_WHAT THIS TASK INVOLVES_. Gather up the lines that contain "courses".

────

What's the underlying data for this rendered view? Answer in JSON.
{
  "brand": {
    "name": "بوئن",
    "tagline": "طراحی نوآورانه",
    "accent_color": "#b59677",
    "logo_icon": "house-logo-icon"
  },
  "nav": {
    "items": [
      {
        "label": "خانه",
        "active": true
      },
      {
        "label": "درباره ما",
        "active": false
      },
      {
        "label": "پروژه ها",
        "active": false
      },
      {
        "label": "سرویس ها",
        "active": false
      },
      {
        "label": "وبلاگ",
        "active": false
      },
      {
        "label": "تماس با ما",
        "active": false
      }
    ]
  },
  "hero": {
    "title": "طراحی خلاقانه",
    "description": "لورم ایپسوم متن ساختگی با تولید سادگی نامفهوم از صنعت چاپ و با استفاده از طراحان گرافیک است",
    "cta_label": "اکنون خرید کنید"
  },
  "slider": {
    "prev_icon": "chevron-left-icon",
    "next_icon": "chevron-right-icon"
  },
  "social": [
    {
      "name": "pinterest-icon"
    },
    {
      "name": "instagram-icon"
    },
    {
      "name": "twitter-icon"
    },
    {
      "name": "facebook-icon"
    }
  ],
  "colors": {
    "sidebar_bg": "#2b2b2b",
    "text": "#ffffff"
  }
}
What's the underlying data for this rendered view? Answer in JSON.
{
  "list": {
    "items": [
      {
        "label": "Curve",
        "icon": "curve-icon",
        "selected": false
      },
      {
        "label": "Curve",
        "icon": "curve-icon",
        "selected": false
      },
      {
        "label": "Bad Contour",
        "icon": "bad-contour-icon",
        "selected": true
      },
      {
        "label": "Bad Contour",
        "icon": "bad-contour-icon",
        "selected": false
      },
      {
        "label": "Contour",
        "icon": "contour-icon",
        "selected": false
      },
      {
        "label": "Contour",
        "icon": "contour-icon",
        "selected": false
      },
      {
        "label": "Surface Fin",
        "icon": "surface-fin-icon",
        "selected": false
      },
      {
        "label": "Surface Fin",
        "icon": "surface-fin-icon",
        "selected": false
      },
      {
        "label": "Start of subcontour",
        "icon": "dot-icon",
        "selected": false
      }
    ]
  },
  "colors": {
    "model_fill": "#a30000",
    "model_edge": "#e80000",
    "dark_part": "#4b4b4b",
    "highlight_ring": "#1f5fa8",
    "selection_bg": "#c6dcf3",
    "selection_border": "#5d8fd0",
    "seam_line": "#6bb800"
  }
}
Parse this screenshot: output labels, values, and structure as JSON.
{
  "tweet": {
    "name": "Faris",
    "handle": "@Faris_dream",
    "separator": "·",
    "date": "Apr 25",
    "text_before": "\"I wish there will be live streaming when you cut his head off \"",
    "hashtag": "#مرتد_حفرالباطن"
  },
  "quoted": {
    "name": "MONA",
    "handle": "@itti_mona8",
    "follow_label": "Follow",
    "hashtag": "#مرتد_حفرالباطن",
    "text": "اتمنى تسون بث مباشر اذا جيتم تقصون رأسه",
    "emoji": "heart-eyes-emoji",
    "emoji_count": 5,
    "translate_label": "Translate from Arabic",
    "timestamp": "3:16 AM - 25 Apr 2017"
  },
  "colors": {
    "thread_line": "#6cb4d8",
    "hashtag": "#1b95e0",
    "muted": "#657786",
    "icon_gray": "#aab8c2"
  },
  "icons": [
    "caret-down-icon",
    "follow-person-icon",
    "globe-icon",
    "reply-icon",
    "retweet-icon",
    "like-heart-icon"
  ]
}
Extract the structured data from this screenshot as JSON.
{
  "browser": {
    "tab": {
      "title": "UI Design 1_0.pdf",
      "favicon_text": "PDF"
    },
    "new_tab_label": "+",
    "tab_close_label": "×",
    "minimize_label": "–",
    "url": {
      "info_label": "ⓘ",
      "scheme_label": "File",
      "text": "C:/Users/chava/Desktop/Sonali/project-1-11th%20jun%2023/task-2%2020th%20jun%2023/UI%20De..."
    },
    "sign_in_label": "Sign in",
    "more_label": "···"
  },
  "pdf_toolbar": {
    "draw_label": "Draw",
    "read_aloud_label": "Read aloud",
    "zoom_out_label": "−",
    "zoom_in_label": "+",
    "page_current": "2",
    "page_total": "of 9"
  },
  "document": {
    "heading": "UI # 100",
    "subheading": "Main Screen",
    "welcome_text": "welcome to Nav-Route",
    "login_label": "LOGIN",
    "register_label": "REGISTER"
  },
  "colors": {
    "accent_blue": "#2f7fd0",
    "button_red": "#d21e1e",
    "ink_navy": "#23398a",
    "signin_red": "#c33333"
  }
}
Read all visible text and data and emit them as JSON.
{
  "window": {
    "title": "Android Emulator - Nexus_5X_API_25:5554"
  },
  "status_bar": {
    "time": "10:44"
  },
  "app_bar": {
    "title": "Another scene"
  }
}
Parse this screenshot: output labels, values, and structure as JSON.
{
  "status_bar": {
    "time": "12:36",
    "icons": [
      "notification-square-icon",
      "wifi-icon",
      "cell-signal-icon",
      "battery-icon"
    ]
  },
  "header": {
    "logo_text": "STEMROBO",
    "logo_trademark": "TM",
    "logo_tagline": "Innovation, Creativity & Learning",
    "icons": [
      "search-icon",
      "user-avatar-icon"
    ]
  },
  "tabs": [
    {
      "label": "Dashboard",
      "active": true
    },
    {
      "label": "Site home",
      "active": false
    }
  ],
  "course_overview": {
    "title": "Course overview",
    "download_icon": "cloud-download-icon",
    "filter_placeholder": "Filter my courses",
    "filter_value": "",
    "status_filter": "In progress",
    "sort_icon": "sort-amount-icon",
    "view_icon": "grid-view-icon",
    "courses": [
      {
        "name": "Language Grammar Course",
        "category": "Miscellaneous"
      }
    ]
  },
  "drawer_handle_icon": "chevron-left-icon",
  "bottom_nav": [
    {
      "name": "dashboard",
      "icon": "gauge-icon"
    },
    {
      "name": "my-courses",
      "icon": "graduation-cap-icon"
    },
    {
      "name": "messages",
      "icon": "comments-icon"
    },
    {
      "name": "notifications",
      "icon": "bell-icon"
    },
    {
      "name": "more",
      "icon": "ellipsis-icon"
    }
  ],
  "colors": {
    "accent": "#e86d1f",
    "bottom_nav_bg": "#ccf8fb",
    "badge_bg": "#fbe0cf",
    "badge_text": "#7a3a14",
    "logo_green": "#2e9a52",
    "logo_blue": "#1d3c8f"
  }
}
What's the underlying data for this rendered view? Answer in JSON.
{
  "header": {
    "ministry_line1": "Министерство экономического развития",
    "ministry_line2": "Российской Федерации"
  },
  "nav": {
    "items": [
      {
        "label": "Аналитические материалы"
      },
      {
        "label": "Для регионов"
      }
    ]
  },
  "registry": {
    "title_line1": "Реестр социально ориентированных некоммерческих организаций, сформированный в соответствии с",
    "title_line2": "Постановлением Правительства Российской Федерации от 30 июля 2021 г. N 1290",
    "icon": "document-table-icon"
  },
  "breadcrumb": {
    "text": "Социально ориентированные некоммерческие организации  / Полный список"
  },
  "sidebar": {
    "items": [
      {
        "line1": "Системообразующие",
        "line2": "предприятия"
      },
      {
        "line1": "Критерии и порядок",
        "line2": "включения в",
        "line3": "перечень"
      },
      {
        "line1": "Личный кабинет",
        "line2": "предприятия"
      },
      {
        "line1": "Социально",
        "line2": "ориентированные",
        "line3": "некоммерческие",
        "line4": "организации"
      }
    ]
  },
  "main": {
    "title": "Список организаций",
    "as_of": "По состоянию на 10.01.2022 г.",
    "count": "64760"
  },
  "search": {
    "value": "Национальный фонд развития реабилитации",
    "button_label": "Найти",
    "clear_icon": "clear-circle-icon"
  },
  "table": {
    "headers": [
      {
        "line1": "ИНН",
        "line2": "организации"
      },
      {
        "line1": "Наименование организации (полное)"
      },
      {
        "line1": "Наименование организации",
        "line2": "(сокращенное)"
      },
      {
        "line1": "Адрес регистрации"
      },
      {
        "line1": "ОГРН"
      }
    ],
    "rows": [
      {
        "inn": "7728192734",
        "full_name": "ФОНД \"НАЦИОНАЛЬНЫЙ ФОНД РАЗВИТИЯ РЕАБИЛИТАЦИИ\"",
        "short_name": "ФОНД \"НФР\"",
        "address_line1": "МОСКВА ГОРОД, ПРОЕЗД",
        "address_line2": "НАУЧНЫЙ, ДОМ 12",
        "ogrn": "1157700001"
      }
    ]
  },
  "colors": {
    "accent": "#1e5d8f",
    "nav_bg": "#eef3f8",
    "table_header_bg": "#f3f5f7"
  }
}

────

_COMPLETE ANSWER_.
    "filter_placeholder": "Filter my courses",
    "courses": [
      "name": "my-courses",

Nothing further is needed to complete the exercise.